== What to do ==
[A] Answer these questions using the passage on the Dvarapala warrant hearing:
(i) What did Ms. Levin say when asked whether the Government's request had any urgency?
(ii) Where does the Judge's restraining order require the Cambodian statue to be kept?
(iii) What did Ms. Levin agree to send to Judge Daniels?
[B] From the passage on the Dvarapala warrant hearing, extract the text between "The Judge’s response: the" and "by the Government).", inclusive.
[C] Write what comes next in the account of the Dvarapala warrant hearing, starting after its final sentence.

== Given passage ==

########

The Judge’s response: the Government’s verified complaint and two-page application for a warrant are “appropriate” but do not constitute probable cause for granting the Government’s request to remove Dvarapala from Sotheby’s warehouse.

Judge Daniels asked Ms. Levin whether there was any “urgency” in the Government’s request to remove the Dvarapala from Sotheby’s warehouse. Ms. Levin responded no. The Government does not expect Sotheby’s to violate the Judge’s restraining order (which requires the Cambodian statue be kept safe and secure in Sotheby’s warehouse and available for viewing by the Government).

Judge Daniels then questioned whether the Government of Cambodia had requested the US Attorney to request the warrant that would remove the Dvarapala from Sotheby’s warehouse. Ms. Levin said yes and agreed to send a copy of Cambodia’s request to Judge Daniels.

########

[Layout element annotations]
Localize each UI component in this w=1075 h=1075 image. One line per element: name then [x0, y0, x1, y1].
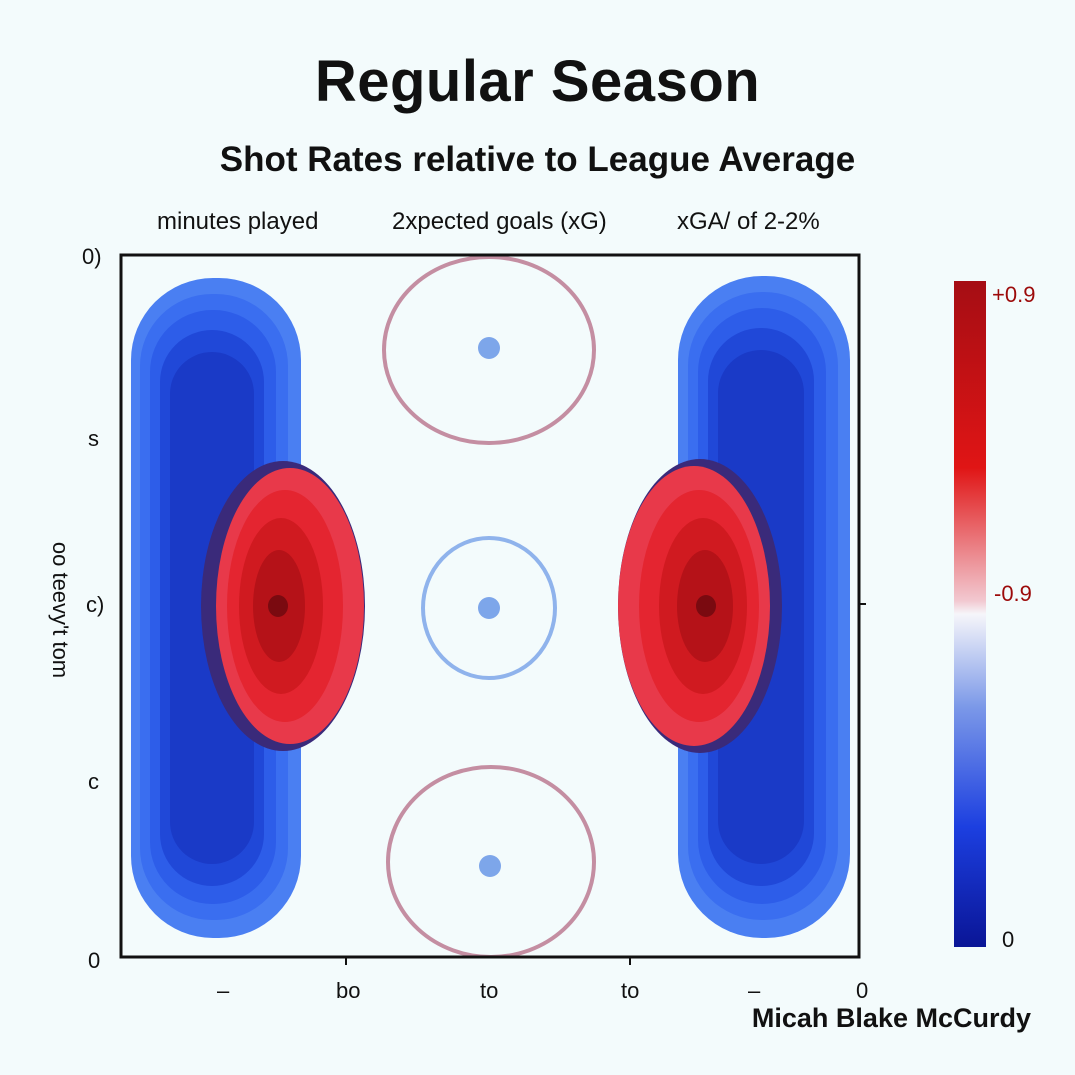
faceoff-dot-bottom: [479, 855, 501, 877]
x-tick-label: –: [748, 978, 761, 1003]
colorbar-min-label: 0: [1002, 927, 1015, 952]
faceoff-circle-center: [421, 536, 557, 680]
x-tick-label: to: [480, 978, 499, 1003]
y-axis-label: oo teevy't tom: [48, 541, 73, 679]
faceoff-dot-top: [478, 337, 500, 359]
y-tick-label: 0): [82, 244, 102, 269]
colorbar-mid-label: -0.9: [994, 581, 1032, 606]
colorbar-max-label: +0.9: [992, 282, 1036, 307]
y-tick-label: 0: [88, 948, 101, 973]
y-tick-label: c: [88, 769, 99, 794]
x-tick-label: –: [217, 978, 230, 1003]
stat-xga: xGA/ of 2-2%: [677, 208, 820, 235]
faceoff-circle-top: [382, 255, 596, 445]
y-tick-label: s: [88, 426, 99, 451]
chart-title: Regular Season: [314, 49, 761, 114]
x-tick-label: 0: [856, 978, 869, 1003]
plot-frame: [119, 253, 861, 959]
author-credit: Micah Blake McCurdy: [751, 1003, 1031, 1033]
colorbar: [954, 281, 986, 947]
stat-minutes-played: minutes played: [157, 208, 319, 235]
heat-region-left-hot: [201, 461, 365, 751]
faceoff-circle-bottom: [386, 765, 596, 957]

########

== Response list ==
[A]
(i) She said no.
(ii) In Sotheby's warehouse.
(iii) A copy of Cambodia's request.

[B]
The Judge’s response: the Government’s verified complaint and two-page application for a warrant are “appropriate” but do not constitute probable cause for granting the Government’s request to remove Dvarapala from Sotheby’s warehouse.

Judge Daniels asked Ms. Levin whether there was any “urgency” in the Government’s request to remove the Dvarapala from Sotheby’s warehouse. Ms. Levin responded no. The Government does not expect Sotheby’s to violate the Judge’s restraining order (which requires the Cambodian statue be kept safe and secure in Sotheby’s warehouse and available for viewing by the Government).

[C]
In a bid to establish probable cause, Ms. Levin repeated the basic elements of the Government’s verified complaint. She asserted that the type of warrant requested by the Government is necessary, and should not have been considered unusual or unexpected by Sotheby’s, as Sotheby’s has argued. Ms. Levin added that, in the past, the Government has seized such items under similar circumstances from Sotheby’s, therefore Sotheby’s was familiar with the process and should have known what to expect. In certain of those cases, Ms. Levin said, the Govemment has determined that Sotheby’s indeed acted as an honest broker and should retain physical custody of the disputed item until the matter is resolved. But this is not one of those cases, Ms. Levin continued, since the Govemment alleges here that Sotheby’s continued to market and attempted to sell the Dvarapala after Sotheby’s own paid expert told the auction firm that the statue was “definitely stolen.” The expert has been identified by the New York Times as Emma Cadwalader Bunker, who is a grand-daughter of former U.S. Ambassador to South Vietnam Ellsworth Bunker.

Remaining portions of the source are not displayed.